┏━━

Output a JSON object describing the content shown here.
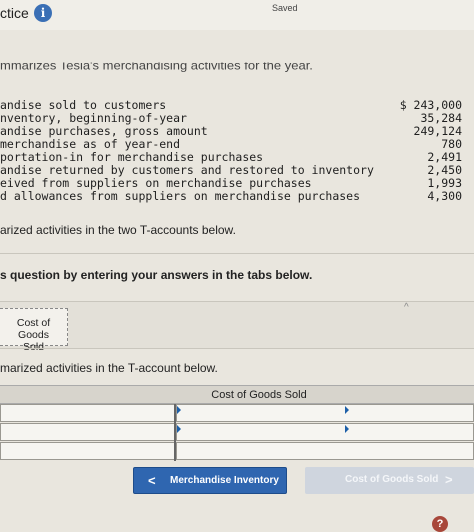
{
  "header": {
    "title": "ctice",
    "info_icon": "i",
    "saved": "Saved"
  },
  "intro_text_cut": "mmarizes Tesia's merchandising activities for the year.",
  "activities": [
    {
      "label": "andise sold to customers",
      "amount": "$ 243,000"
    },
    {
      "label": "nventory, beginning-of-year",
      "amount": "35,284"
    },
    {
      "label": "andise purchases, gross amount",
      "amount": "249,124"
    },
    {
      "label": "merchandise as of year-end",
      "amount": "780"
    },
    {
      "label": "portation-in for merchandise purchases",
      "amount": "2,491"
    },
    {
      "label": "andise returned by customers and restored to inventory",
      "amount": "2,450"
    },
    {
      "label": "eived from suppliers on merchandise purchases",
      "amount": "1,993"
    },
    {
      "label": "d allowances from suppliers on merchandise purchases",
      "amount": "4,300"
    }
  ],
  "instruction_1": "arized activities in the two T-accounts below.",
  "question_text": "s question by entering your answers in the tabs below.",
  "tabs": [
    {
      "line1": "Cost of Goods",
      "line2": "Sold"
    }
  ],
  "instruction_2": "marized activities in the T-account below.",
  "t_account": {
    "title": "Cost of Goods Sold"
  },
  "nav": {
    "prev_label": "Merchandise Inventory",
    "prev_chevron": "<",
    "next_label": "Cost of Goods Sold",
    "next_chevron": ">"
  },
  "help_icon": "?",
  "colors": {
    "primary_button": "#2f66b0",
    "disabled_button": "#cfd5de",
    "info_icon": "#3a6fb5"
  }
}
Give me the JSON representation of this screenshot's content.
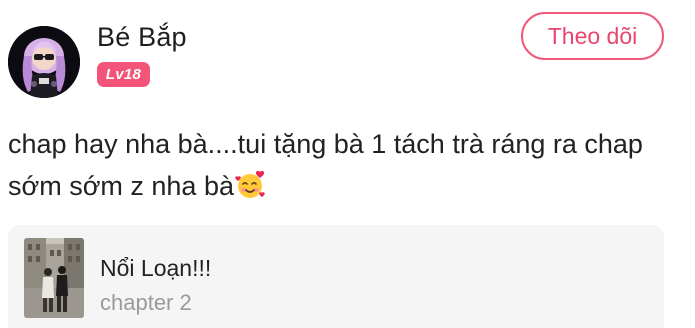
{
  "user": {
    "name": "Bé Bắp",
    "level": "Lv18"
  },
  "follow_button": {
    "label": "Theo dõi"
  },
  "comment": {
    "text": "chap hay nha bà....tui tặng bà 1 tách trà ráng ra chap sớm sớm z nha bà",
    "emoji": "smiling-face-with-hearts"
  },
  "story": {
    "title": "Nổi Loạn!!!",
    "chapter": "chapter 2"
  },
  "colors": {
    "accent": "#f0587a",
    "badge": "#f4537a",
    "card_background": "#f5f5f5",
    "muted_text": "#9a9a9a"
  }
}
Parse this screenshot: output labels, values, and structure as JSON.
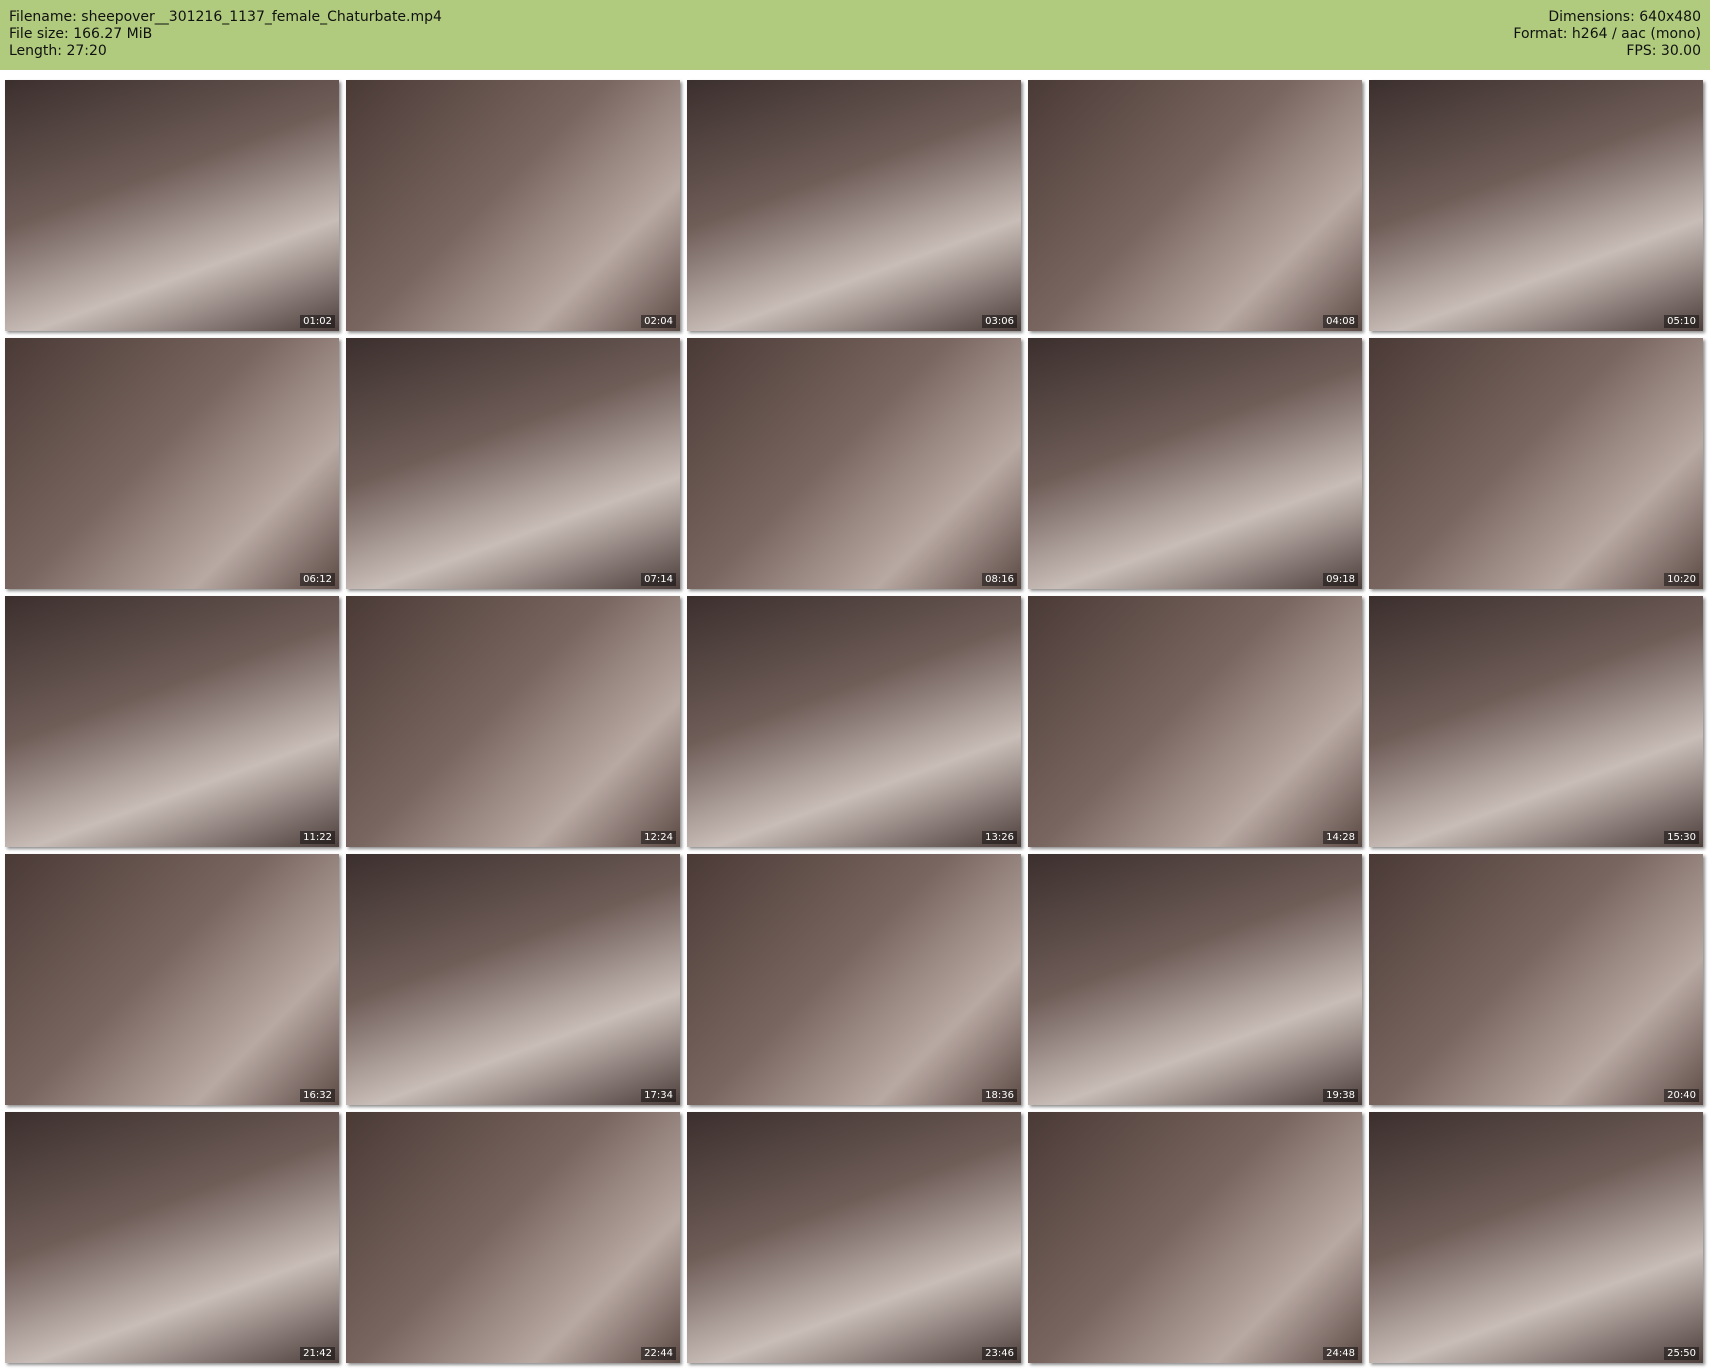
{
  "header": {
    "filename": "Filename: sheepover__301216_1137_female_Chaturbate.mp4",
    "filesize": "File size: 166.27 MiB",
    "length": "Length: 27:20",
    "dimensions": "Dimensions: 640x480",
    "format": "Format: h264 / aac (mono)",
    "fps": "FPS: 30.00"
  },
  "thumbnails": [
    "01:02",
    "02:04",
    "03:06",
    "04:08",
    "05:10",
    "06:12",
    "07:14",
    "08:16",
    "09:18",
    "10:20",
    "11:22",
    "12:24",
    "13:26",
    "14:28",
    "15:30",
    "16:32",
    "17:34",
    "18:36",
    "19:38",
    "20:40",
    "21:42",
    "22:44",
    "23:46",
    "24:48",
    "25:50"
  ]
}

┗━━

- TASK TO CARRY OUT -
Filter the listing above by the word "Goods"; copy each line that passes.

- COMPLETE OUTPUT -
      "line1": "Cost of Goods",
    "title": "Cost of Goods Sold"
    "next_label": "Cost of Goods Sold",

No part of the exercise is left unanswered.